Directions: Print each record exactly, with no word added or removed.

Extracted data:
-- -- --

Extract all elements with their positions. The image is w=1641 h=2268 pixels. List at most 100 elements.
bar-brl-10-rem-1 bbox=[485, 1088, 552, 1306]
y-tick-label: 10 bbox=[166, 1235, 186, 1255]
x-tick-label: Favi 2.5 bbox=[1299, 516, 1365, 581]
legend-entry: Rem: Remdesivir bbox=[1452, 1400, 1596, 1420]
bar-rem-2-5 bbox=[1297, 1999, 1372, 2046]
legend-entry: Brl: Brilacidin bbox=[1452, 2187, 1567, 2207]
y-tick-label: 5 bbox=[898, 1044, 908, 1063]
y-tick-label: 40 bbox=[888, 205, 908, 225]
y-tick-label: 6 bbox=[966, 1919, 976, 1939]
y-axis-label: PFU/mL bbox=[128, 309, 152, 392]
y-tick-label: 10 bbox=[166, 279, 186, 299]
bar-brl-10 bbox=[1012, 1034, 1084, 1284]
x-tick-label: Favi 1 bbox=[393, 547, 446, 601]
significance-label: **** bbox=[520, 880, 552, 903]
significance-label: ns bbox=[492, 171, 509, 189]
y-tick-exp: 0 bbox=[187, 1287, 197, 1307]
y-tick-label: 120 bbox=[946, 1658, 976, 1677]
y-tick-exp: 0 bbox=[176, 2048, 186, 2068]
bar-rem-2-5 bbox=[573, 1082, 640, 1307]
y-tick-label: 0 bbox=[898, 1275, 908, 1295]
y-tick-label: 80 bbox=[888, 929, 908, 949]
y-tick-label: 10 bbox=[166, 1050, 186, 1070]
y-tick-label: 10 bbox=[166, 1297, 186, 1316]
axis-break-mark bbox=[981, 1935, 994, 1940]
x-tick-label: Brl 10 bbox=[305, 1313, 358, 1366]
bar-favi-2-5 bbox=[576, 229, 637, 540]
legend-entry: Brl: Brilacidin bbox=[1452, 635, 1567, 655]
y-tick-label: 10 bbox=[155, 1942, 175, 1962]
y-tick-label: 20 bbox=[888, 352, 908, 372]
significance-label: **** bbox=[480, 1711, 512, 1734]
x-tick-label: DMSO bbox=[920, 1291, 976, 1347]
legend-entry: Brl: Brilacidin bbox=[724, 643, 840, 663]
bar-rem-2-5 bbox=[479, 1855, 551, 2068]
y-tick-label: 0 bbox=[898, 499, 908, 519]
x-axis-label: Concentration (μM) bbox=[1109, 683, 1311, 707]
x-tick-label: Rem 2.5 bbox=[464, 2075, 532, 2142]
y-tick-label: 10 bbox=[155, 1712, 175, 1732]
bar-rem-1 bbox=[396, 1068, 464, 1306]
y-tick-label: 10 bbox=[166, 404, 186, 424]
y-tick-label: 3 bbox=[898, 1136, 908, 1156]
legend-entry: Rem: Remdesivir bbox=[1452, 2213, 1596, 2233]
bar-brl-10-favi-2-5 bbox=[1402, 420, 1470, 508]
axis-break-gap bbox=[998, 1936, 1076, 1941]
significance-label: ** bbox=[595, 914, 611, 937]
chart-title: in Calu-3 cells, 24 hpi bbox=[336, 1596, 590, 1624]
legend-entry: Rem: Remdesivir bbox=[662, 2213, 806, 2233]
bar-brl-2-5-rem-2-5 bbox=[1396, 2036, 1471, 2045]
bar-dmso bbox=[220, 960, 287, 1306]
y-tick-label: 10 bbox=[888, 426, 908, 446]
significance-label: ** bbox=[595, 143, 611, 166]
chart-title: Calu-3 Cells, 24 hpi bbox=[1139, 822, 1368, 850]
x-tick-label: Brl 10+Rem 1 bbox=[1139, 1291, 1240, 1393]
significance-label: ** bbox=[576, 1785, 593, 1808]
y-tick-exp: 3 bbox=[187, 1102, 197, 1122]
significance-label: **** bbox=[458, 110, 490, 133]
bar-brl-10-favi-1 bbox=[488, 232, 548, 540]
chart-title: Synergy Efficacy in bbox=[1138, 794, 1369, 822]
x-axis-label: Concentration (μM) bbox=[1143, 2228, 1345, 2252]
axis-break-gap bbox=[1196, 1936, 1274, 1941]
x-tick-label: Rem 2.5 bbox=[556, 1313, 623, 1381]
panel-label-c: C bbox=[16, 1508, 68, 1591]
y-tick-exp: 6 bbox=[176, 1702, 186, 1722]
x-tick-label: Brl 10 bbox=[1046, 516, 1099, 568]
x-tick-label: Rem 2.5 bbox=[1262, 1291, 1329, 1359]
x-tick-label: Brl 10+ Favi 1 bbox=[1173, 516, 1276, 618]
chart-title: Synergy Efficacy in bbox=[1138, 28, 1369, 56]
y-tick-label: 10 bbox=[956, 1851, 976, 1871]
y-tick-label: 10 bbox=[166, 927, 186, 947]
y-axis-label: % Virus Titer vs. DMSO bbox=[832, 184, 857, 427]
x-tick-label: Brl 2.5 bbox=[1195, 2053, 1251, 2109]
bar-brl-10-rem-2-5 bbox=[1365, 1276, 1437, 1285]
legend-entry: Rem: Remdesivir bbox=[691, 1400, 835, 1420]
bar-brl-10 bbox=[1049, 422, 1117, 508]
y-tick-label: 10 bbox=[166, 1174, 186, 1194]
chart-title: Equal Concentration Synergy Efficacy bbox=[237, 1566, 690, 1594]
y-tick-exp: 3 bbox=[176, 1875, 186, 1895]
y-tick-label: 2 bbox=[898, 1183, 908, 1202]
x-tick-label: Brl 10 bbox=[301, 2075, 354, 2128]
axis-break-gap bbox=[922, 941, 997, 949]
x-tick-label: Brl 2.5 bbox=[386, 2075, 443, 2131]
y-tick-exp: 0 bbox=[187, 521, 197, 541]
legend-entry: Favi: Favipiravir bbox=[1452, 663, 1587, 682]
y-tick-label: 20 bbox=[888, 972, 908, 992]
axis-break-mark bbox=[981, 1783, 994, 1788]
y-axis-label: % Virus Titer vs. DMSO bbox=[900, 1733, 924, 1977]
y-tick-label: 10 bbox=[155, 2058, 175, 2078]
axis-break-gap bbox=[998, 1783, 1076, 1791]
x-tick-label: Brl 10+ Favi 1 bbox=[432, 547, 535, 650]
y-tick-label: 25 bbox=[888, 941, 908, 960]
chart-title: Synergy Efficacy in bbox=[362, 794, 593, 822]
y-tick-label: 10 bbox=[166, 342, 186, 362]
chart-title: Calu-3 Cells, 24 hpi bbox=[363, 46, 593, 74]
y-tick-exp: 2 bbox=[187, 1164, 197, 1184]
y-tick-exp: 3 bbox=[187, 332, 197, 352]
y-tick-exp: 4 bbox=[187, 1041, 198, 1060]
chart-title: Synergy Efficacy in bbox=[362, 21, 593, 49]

-- -- --

Result of this exercise:
Extract all elements with their positions. The image is w=1641 h=2268 pixels. List at most 100 elements.
bar-brl-10-rem-1 bbox=[485, 1088, 552, 1306]
y-tick-label: 10 bbox=[166, 1235, 186, 1255]
x-tick-label: Favi 2.5 bbox=[1299, 516, 1365, 581]
legend-entry: Rem: Remdesivir bbox=[1452, 1400, 1596, 1420]
bar-rem-2-5 bbox=[1297, 1999, 1372, 2046]
legend-entry: Brl: Brilacidin bbox=[1452, 2187, 1567, 2207]
y-tick-label: 5 bbox=[898, 1044, 908, 1063]
y-tick-label: 40 bbox=[888, 205, 908, 225]
y-tick-label: 6 bbox=[966, 1919, 976, 1939]
y-axis-label: PFU/mL bbox=[128, 309, 152, 392]
y-tick-label: 10 bbox=[166, 279, 186, 299]
bar-brl-10 bbox=[1012, 1034, 1084, 1284]
x-tick-label: Favi 1 bbox=[393, 547, 446, 601]
significance-label: **** bbox=[520, 880, 552, 903]
significance-label: ns bbox=[492, 171, 509, 189]
y-tick-exp: 0 bbox=[187, 1287, 197, 1307]
y-tick-label: 120 bbox=[946, 1658, 976, 1677]
y-tick-exp: 0 bbox=[176, 2048, 186, 2068]
bar-rem-2-5 bbox=[573, 1082, 640, 1307]
y-tick-label: 0 bbox=[898, 1275, 908, 1295]
y-tick-label: 80 bbox=[888, 929, 908, 949]
y-tick-label: 10 bbox=[166, 1050, 186, 1070]
y-tick-label: 10 bbox=[166, 1297, 186, 1316]
axis-break-mark bbox=[981, 1935, 994, 1940]
x-tick-label: Brl 10 bbox=[305, 1313, 358, 1366]
bar-favi-2-5 bbox=[576, 229, 637, 540]
legend-entry: Brl: Brilacidin bbox=[1452, 635, 1567, 655]
y-tick-label: 10 bbox=[155, 1942, 175, 1962]
y-tick-label: 20 bbox=[888, 352, 908, 372]
significance-label: **** bbox=[480, 1711, 512, 1734]
x-tick-label: DMSO bbox=[920, 1291, 976, 1347]
legend-entry: Brl: Brilacidin bbox=[724, 643, 840, 663]
bar-rem-2-5 bbox=[479, 1855, 551, 2068]
y-tick-label: 0 bbox=[898, 499, 908, 519]
x-axis-label: Concentration (μM) bbox=[1109, 683, 1311, 707]
x-tick-label: Rem 2.5 bbox=[464, 2075, 532, 2142]
y-tick-label: 10 bbox=[155, 1712, 175, 1732]
bar-rem-1 bbox=[396, 1068, 464, 1306]
y-tick-label: 10 bbox=[166, 404, 186, 424]
y-tick-label: 3 bbox=[898, 1136, 908, 1156]
legend-entry: Rem: Remdesivir bbox=[1452, 2213, 1596, 2233]
bar-brl-10-favi-2-5 bbox=[1402, 420, 1470, 508]
axis-break-gap bbox=[998, 1936, 1076, 1941]
significance-label: ** bbox=[595, 914, 611, 937]
chart-title: in Calu-3 cells, 24 hpi bbox=[336, 1596, 590, 1624]
legend-entry: Rem: Remdesivir bbox=[662, 2213, 806, 2233]
bar-brl-2-5-rem-2-5 bbox=[1396, 2036, 1471, 2045]
bar-dmso bbox=[220, 960, 287, 1306]
y-tick-label: 10 bbox=[888, 426, 908, 446]
significance-label: ** bbox=[595, 143, 611, 166]
chart-title: Calu-3 Cells, 24 hpi bbox=[1139, 822, 1368, 850]
x-tick-label: Brl 10+Rem 1 bbox=[1139, 1291, 1240, 1393]
significance-label: ** bbox=[576, 1785, 593, 1808]
y-tick-exp: 3 bbox=[187, 1102, 197, 1122]
significance-label: **** bbox=[458, 110, 490, 133]
bar-brl-10-favi-1 bbox=[488, 232, 548, 540]
chart-title: Synergy Efficacy in bbox=[1138, 794, 1369, 822]
x-axis-label: Concentration (μM) bbox=[1143, 2228, 1345, 2252]
axis-break-gap bbox=[1196, 1936, 1274, 1941]
x-tick-label: Rem 2.5 bbox=[556, 1313, 623, 1381]
panel-label-c: C bbox=[16, 1508, 68, 1591]
y-tick-exp: 6 bbox=[176, 1702, 186, 1722]
x-tick-label: Brl 10 bbox=[1046, 516, 1099, 568]
x-tick-label: Rem 2.5 bbox=[1262, 1291, 1329, 1359]
x-tick-label: Brl 10+ Favi 1 bbox=[1173, 516, 1276, 618]
chart-title: Synergy Efficacy in bbox=[1138, 28, 1369, 56]
y-tick-label: 10 bbox=[956, 1851, 976, 1871]
y-tick-label: 10 bbox=[166, 927, 186, 947]
y-axis-label: % Virus Titer vs. DMSO bbox=[832, 184, 857, 427]
x-tick-label: Brl 2.5 bbox=[1195, 2053, 1251, 2109]
bar-brl-10-rem-2-5 bbox=[1365, 1276, 1437, 1285]
legend-entry: Rem: Remdesivir bbox=[691, 1400, 835, 1420]
bar-brl-10 bbox=[1049, 422, 1117, 508]
y-tick-label: 10 bbox=[166, 1174, 186, 1194]
chart-title: Equal Concentration Synergy Efficacy bbox=[237, 1566, 690, 1594]
y-tick-exp: 3 bbox=[176, 1875, 186, 1895]
y-tick-label: 2 bbox=[898, 1183, 908, 1202]
x-tick-label: Brl 10 bbox=[301, 2075, 354, 2128]
axis-break-gap bbox=[922, 941, 997, 949]
x-tick-label: Brl 2.5 bbox=[386, 2075, 443, 2131]
y-tick-exp: 0 bbox=[187, 521, 197, 541]
legend-entry: Favi: Favipiravir bbox=[1452, 663, 1587, 682]
y-tick-label: 20 bbox=[888, 972, 908, 992]
axis-break-mark bbox=[981, 1783, 994, 1788]
y-axis-label: % Virus Titer vs. DMSO bbox=[900, 1733, 924, 1977]
y-tick-label: 10 bbox=[155, 2058, 175, 2078]
axis-break-gap bbox=[998, 1783, 1076, 1791]
x-tick-label: Brl 10+ Favi 1 bbox=[432, 547, 535, 650]
y-tick-label: 25 bbox=[888, 941, 908, 960]
chart-title: Synergy Efficacy in bbox=[362, 794, 593, 822]
y-tick-label: 10 bbox=[166, 342, 186, 362]
chart-title: Calu-3 Cells, 24 hpi bbox=[363, 46, 593, 74]
y-tick-exp: 2 bbox=[187, 1164, 197, 1184]
y-tick-exp: 3 bbox=[187, 332, 197, 352]
y-tick-exp: 4 bbox=[187, 1041, 198, 1060]
chart-title: Synergy Efficacy in bbox=[362, 21, 593, 49]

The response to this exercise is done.